▶ _Work to do_: Write out the records beneath this line exactly as they appear, minus any images.

▶ _Listing_:
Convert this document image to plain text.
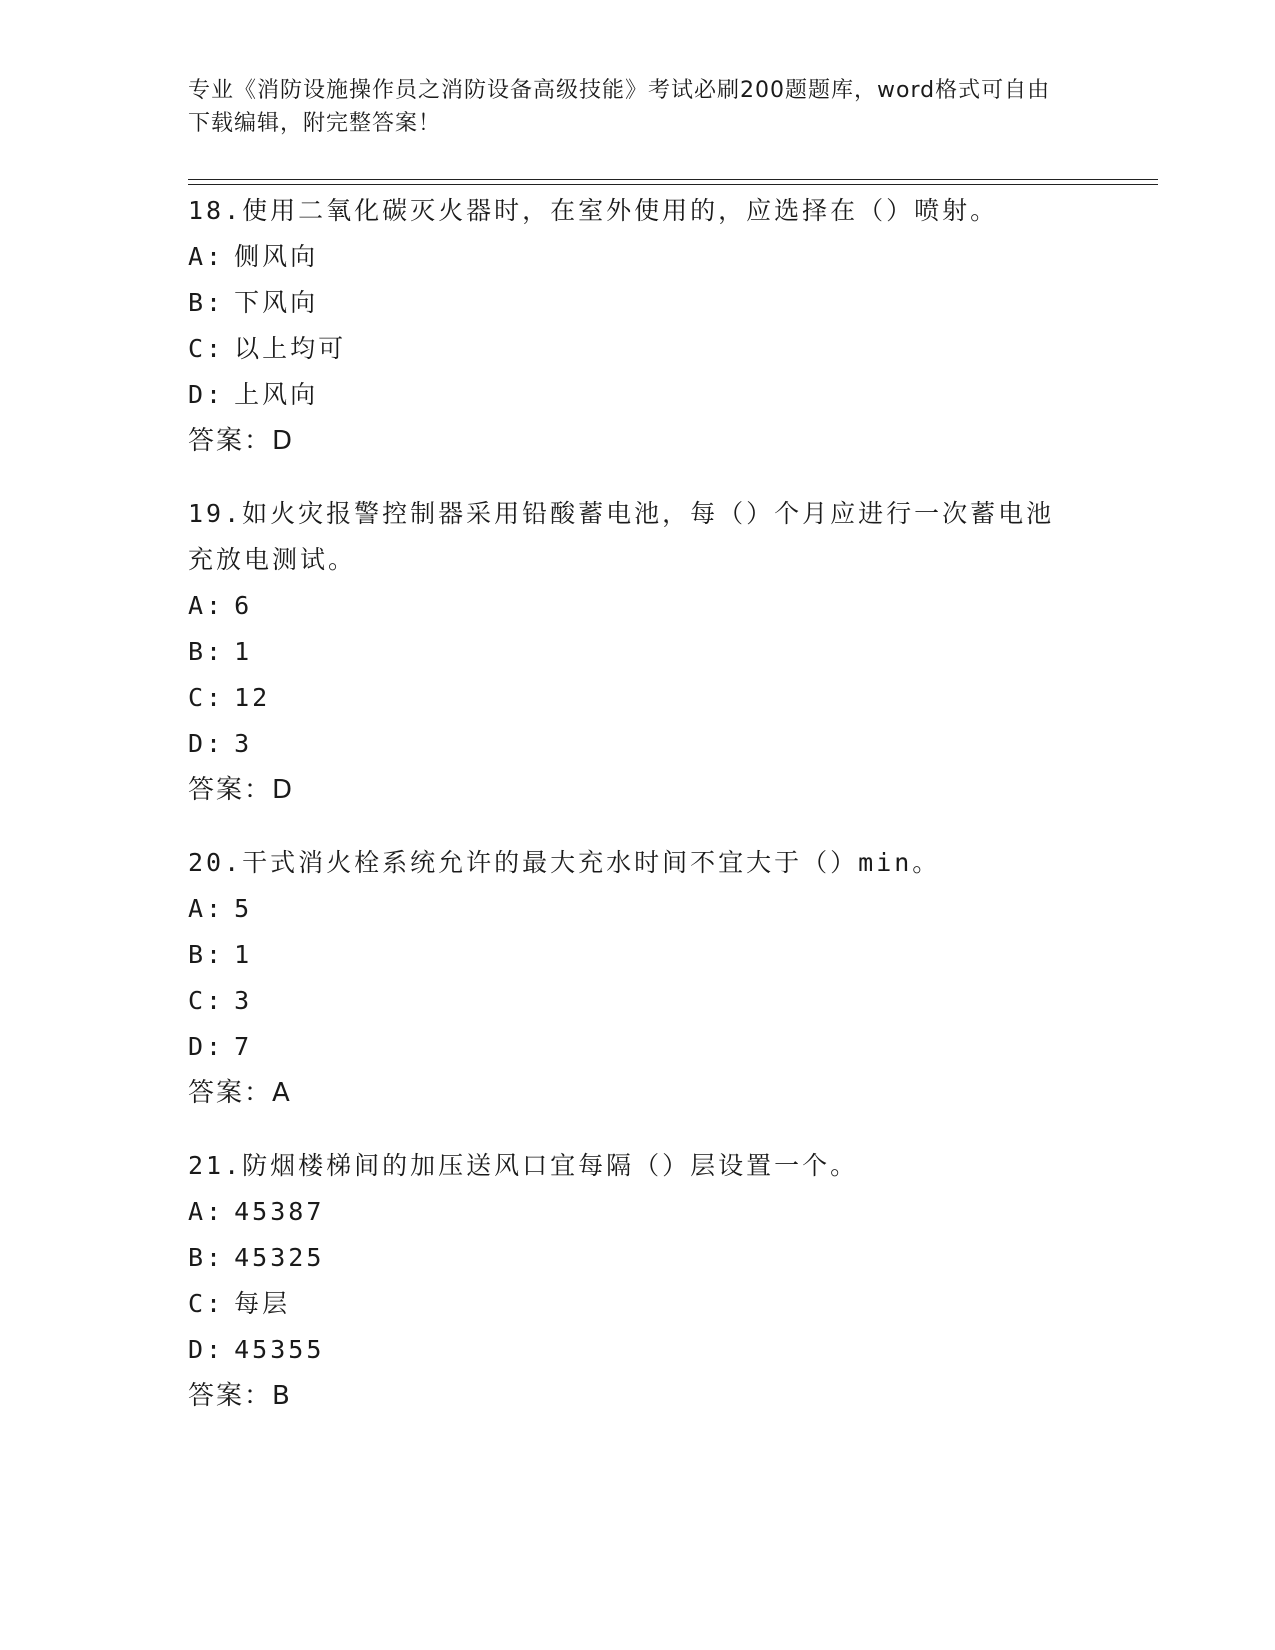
专业《消防设施操作员之消防设备高级技能》考试必刷200题题库，word格式可自由下载编辑，附完整答案！

18.使用二氧化碳灭火器时，在室外使用的，应选择在（）喷射。

A: 侧风向

B: 下风向

C: 以上均可

D: 上风向

答案：D

19.如火灾报警控制器采用铅酸蓄电池，每（）个月应进行一次蓄电池充放电测试。

A: 6

B: 1

C: 12

D: 3

答案：D

20.干式消火栓系统允许的最大充水时间不宜大于（）min。

A: 5

B: 1

C: 3

D: 7

答案：A

21.防烟楼梯间的加压送风口宜每隔（）层设置一个。

A: 45387

B: 45325

C: 每层

D: 45355

答案：B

▶ _Final result_:
Convert this document image to plain text.
专业《消防设施操作员之消防设备高级技能》考试必刷200题题库，word格式可自由下载编辑，附完整答案！

18.使用二氧化碳灭火器时，在室外使用的，应选择在（）喷射。

A: 侧风向

B: 下风向

C: 以上均可

D: 上风向

答案：D

19.如火灾报警控制器采用铅酸蓄电池，每（）个月应进行一次蓄电池充放电测试。

A: 6

B: 1

C: 12

D: 3

答案：D

20.干式消火栓系统允许的最大充水时间不宜大于（）min。

A: 5

B: 1

C: 3

D: 7

答案：A

21.防烟楼梯间的加压送风口宜每隔（）层设置一个。

A: 45387

B: 45325

C: 每层

D: 45355

答案：B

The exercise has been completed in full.